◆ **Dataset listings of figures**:
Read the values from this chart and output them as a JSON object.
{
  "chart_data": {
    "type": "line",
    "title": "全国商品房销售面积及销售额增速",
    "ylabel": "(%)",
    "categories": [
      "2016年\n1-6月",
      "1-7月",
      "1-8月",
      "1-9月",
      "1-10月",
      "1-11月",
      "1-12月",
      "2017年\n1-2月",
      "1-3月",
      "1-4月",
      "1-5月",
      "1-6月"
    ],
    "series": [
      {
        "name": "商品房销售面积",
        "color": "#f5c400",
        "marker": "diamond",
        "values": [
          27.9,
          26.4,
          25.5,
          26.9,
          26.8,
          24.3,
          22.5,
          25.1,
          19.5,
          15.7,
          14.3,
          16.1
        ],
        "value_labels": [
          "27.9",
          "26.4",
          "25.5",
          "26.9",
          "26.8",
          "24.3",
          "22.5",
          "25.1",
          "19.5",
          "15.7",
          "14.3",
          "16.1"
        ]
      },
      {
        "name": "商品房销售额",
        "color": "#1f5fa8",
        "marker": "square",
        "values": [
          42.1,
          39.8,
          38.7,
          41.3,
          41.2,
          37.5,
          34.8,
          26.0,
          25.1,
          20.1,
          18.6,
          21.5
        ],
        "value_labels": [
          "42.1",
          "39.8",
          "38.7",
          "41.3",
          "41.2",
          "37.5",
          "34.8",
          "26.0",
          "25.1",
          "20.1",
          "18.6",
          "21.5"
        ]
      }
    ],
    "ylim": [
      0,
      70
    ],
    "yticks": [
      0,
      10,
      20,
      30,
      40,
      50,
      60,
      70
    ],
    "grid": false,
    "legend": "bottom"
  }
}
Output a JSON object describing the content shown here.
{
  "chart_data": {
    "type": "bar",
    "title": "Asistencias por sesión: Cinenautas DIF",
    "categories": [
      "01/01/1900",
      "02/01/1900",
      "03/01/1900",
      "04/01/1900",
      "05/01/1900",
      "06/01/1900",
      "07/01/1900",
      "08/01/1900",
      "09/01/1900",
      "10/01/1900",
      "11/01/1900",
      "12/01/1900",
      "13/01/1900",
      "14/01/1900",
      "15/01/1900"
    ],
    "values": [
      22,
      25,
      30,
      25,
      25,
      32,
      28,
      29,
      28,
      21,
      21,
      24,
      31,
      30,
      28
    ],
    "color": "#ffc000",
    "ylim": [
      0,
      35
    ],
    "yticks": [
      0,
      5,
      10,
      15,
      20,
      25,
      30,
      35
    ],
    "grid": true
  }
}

◆ **Exercise instructions**: Find every line that has "title" in it, then return those lines.

◆ **Exercise output**:
    "title": "全国商品房销售面积及销售额增速",
    "title": "Asistencias por sesión: Cinenautas DIF",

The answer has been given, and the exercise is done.